- [MATERIAL]
◇ ◇ ◇ ◇ ◇ ◇ ◇

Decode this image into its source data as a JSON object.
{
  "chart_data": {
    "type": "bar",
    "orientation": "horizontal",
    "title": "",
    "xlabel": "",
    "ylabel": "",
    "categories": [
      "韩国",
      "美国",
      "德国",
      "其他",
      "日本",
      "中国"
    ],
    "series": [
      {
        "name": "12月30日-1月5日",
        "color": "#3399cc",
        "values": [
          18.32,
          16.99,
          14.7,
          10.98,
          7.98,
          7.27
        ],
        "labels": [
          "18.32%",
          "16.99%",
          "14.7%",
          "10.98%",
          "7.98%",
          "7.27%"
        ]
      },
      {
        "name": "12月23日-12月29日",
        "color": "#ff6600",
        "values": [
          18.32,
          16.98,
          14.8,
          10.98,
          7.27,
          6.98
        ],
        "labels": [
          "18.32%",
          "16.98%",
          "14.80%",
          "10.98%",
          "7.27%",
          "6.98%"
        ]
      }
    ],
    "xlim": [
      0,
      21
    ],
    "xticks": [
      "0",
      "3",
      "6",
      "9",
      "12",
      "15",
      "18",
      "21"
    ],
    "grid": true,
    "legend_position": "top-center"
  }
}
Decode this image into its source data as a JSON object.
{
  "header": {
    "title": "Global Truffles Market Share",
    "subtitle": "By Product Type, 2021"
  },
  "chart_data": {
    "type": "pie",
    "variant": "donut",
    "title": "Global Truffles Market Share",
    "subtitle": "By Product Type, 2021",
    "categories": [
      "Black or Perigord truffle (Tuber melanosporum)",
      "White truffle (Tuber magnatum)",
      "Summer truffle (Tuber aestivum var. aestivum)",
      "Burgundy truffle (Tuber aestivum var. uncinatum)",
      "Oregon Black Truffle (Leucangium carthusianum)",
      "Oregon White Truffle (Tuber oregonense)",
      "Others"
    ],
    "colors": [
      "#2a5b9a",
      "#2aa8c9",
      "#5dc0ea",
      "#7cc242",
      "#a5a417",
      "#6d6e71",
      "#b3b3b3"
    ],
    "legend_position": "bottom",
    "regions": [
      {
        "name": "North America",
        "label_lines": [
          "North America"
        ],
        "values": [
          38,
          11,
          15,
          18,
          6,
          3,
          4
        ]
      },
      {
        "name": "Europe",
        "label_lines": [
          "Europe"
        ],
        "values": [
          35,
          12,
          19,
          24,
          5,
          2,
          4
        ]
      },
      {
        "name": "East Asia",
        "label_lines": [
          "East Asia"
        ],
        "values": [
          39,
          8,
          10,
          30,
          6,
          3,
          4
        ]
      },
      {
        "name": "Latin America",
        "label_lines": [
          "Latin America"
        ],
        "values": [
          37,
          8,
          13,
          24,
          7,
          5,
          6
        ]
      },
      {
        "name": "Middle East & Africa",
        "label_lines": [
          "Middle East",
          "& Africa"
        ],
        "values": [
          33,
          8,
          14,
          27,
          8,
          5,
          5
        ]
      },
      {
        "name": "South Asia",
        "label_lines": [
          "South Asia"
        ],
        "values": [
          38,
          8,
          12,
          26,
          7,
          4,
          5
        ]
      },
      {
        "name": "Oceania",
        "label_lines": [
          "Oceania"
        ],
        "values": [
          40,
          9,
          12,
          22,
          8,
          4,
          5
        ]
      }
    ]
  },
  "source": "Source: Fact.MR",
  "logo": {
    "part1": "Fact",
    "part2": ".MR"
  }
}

◇ ◇ ◇ ◇ ◇ ◇ ◇

- [EXERCISE OBJECTIVE] Write out the records shown above, exactly as they appear.

- [FINAL ANSWER]
Decode this image into its source data as a JSON object.
{
  "chart_data": {
    "type": "bar",
    "orientation": "horizontal",
    "title": "",
    "xlabel": "",
    "ylabel": "",
    "categories": [
      "韩国",
      "美国",
      "德国",
      "其他",
      "日本",
      "中国"
    ],
    "series": [
      {
        "name": "12月30日-1月5日",
        "color": "#3399cc",
        "values": [
          18.32,
          16.99,
          14.7,
          10.98,
          7.98,
          7.27
        ],
        "labels": [
          "18.32%",
          "16.99%",
          "14.7%",
          "10.98%",
          "7.98%",
          "7.27%"
        ]
      },
      {
        "name": "12月23日-12月29日",
        "color": "#ff6600",
        "values": [
          18.32,
          16.98,
          14.8,
          10.98,
          7.27,
          6.98
        ],
        "labels": [
          "18.32%",
          "16.98%",
          "14.80%",
          "10.98%",
          "7.27%",
          "6.98%"
        ]
      }
    ],
    "xlim": [
      0,
      21
    ],
    "xticks": [
      "0",
      "3",
      "6",
      "9",
      "12",
      "15",
      "18",
      "21"
    ],
    "grid": true,
    "legend_position": "top-center"
  }
}
Decode this image into its source data as a JSON object.
{
  "header": {
    "title": "Global Truffles Market Share",
    "subtitle": "By Product Type, 2021"
  },
  "chart_data": {
    "type": "pie",
    "variant": "donut",
    "title": "Global Truffles Market Share",
    "subtitle": "By Product Type, 2021",
    "categories": [
      "Black or Perigord truffle (Tuber melanosporum)",
      "White truffle (Tuber magnatum)",
      "Summer truffle (Tuber aestivum var. aestivum)",
      "Burgundy truffle (Tuber aestivum var. uncinatum)",
      "Oregon Black Truffle (Leucangium carthusianum)",
      "Oregon White Truffle (Tuber oregonense)",
      "Others"
    ],
    "colors": [
      "#2a5b9a",
      "#2aa8c9",
      "#5dc0ea",
      "#7cc242",
      "#a5a417",
      "#6d6e71",
      "#b3b3b3"
    ],
    "legend_position": "bottom",
    "regions": [
      {
        "name": "North America",
        "label_lines": [
          "North America"
        ],
        "values": [
          38,
          11,
          15,
          18,
          6,
          3,
          4
        ]
      },
      {
        "name": "Europe",
        "label_lines": [
          "Europe"
        ],
        "values": [
          35,
          12,
          19,
          24,
          5,
          2,
          4
        ]
      },
      {
        "name": "East Asia",
        "label_lines": [
          "East Asia"
        ],
        "values": [
          39,
          8,
          10,
          30,
          6,
          3,
          4
        ]
      },
      {
        "name": "Latin America",
        "label_lines": [
          "Latin America"
        ],
        "values": [
          37,
          8,
          13,
          24,
          7,
          5,
          6
        ]
      },
      {
        "name": "Middle East & Africa",
        "label_lines": [
          "Middle East",
          "& Africa"
        ],
        "values": [
          33,
          8,
          14,
          27,
          8,
          5,
          5
        ]
      },
      {
        "name": "South Asia",
        "label_lines": [
          "South Asia"
        ],
        "values": [
          38,
          8,
          12,
          26,
          7,
          4,
          5
        ]
      },
      {
        "name": "Oceania",
        "label_lines": [
          "Oceania"
        ],
        "values": [
          40,
          9,
          12,
          22,
          8,
          4,
          5
        ]
      }
    ]
  },
  "source": "Source: Fact.MR",
  "logo": {
    "part1": "Fact",
    "part2": ".MR"
  }
}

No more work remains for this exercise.